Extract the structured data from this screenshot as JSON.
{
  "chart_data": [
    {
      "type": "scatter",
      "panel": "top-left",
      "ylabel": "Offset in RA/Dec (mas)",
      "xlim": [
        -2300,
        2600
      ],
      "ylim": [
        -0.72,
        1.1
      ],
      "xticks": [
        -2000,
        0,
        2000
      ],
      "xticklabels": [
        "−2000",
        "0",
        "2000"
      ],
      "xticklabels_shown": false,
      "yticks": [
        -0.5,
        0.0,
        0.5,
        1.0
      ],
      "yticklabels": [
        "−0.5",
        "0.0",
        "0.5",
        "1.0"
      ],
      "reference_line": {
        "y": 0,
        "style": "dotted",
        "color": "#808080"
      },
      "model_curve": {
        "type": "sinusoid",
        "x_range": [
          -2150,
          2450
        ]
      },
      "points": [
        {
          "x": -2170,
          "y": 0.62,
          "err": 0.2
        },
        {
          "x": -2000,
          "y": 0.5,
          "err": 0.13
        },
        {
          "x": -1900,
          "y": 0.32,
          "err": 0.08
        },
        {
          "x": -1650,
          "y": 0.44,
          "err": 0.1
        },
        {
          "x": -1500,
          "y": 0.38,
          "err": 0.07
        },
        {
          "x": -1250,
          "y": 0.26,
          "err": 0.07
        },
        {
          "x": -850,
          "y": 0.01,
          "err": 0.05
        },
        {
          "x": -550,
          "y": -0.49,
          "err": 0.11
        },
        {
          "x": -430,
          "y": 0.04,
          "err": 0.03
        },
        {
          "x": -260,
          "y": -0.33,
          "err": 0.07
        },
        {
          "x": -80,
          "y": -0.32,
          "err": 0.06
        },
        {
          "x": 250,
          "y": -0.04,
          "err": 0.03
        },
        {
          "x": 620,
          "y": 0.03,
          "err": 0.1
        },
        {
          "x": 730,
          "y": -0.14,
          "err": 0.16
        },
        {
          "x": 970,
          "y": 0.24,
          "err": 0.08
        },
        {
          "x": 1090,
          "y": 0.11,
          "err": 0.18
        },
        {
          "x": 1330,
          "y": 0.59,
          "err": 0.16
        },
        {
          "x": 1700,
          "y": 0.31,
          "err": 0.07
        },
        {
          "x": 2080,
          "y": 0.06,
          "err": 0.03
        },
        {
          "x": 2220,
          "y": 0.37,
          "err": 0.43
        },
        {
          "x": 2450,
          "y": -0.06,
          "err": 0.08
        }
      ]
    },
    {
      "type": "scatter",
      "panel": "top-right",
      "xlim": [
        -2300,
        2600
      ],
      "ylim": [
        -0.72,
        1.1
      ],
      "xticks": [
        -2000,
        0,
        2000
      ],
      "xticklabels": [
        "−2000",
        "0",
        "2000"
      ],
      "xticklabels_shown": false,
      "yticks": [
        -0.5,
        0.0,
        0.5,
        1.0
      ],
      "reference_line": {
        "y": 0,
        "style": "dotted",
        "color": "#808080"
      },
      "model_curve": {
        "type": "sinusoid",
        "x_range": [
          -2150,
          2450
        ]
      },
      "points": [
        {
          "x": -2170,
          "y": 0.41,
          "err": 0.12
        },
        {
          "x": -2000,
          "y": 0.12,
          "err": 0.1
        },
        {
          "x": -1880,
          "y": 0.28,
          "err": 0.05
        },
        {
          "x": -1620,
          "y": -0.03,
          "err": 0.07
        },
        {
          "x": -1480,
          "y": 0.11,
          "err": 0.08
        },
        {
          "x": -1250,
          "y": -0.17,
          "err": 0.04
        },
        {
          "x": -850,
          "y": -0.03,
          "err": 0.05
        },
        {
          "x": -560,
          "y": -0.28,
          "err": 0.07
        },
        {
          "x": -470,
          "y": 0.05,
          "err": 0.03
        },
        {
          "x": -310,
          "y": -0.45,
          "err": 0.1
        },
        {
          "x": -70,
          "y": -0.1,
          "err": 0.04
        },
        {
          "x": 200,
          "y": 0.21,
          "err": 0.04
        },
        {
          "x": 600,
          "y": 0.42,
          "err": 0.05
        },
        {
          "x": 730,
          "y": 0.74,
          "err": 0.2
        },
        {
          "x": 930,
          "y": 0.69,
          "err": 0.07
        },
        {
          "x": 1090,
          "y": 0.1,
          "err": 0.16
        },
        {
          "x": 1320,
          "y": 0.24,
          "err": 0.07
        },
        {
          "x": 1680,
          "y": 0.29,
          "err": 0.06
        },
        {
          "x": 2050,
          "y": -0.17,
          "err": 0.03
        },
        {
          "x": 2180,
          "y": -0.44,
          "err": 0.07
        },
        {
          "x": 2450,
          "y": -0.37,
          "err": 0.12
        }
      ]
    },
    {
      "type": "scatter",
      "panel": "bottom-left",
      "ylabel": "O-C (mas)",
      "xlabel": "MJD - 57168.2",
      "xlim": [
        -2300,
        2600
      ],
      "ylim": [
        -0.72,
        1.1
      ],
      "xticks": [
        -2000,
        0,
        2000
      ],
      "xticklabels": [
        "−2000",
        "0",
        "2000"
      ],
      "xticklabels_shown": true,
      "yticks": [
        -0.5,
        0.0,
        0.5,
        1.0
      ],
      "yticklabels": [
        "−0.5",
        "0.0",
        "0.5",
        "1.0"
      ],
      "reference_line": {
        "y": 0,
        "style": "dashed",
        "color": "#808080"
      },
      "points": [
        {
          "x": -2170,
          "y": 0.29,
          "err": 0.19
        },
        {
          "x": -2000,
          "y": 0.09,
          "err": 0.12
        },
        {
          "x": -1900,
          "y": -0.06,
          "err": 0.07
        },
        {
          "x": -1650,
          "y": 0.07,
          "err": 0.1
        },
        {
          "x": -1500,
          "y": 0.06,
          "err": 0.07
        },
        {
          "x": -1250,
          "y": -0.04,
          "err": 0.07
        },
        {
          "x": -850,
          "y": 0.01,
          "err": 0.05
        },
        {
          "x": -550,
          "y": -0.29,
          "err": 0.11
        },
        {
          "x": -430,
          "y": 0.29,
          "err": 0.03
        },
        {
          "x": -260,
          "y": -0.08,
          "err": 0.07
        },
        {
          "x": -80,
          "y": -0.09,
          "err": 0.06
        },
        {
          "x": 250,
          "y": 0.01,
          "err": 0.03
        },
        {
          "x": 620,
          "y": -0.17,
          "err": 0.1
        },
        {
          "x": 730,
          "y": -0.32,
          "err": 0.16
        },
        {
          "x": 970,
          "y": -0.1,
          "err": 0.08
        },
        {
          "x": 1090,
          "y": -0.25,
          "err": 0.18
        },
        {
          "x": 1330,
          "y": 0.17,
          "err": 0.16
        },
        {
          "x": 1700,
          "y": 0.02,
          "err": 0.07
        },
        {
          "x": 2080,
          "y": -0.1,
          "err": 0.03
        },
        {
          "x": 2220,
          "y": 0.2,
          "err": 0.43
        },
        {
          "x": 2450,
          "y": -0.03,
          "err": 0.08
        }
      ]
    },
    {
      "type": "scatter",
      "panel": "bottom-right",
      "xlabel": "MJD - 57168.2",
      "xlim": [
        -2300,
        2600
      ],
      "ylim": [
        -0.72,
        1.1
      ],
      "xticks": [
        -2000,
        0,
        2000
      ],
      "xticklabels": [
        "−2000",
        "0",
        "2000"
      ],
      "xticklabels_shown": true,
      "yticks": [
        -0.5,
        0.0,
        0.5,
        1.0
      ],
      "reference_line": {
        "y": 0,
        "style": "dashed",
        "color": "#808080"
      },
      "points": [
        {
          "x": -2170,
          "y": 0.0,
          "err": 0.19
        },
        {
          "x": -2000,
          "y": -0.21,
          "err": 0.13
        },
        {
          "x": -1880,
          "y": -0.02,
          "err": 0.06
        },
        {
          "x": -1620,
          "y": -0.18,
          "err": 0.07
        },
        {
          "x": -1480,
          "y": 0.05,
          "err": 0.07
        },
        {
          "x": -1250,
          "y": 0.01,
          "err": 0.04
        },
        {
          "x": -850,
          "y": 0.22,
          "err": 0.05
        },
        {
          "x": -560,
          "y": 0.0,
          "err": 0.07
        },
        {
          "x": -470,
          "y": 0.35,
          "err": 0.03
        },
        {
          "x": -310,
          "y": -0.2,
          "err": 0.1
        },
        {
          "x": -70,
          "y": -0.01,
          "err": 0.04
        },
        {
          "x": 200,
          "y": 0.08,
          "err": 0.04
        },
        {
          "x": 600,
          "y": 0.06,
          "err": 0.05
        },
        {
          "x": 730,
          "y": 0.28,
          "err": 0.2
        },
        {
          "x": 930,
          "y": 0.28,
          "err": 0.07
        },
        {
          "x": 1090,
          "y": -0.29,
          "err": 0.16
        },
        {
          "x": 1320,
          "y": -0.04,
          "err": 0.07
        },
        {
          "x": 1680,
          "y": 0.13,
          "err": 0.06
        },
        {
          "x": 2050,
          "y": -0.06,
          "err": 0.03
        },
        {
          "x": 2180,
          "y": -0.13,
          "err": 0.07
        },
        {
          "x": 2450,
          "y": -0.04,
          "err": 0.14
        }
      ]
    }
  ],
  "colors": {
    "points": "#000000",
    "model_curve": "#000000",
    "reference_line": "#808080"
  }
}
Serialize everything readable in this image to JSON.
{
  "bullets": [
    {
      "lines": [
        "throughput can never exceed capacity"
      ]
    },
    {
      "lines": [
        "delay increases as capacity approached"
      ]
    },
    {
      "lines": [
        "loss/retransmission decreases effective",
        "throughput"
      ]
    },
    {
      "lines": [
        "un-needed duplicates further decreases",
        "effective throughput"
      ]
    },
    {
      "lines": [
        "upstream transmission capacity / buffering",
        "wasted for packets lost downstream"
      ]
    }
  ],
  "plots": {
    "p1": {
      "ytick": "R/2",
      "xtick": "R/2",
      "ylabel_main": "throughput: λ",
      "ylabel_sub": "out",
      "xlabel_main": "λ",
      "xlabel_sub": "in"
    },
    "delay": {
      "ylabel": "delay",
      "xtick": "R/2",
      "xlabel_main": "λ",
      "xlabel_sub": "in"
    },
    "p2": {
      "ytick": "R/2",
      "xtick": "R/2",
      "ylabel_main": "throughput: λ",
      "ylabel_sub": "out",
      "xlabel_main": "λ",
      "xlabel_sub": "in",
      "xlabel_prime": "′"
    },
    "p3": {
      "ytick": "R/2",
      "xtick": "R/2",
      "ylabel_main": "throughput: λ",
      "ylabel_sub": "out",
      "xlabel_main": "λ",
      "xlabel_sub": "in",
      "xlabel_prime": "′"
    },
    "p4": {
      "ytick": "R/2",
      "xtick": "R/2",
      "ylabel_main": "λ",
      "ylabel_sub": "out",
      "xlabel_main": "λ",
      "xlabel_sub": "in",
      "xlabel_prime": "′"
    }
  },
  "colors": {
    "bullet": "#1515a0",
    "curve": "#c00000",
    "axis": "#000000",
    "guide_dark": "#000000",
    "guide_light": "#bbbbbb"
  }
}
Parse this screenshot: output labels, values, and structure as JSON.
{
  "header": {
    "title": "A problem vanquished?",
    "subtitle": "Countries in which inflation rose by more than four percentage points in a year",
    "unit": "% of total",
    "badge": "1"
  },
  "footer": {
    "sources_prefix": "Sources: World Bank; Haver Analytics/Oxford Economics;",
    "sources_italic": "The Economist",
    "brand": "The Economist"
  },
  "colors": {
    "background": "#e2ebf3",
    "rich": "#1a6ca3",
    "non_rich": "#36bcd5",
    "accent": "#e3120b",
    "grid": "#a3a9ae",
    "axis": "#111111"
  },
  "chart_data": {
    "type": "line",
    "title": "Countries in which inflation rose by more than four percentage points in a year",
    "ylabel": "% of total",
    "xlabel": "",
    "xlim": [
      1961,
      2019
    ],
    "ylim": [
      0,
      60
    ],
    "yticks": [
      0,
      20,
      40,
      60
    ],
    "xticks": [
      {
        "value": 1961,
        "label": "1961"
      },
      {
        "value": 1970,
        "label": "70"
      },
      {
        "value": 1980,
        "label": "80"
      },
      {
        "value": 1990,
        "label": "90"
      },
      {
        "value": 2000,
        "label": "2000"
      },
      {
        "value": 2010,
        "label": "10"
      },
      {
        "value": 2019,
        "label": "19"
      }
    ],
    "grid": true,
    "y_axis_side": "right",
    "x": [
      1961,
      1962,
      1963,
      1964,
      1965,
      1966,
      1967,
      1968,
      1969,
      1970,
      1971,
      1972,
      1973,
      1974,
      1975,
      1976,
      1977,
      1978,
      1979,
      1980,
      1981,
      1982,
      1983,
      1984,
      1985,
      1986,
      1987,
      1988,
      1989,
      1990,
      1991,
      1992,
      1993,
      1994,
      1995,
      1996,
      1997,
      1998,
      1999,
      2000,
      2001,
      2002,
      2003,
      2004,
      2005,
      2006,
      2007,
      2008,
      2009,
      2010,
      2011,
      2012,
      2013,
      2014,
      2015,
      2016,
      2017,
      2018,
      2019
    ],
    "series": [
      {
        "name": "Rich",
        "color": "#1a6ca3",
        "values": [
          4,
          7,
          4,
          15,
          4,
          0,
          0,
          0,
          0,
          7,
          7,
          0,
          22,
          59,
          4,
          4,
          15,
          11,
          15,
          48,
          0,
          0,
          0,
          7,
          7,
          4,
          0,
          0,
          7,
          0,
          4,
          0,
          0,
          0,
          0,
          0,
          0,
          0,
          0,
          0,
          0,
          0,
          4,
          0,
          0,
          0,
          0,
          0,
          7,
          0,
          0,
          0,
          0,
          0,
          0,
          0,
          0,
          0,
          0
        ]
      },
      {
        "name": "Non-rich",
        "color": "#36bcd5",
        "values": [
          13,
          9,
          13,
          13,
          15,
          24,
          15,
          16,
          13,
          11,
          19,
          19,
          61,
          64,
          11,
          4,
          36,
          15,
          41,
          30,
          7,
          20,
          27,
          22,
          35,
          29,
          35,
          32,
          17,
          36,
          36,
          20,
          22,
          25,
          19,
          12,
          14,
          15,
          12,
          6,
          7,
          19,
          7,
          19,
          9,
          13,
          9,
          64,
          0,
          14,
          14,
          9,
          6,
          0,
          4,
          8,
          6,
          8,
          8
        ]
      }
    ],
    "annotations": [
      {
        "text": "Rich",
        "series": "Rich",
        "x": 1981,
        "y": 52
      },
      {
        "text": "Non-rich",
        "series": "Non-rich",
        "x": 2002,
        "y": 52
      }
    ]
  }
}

Your task: Scan the lines for the string "percentage". Pick out every line that has it.

Full output:
    "subtitle": "Countries in which inflation rose by more than four percentage points in a year",
    "title": "Countries in which inflation rose by more than four percentage points in a year",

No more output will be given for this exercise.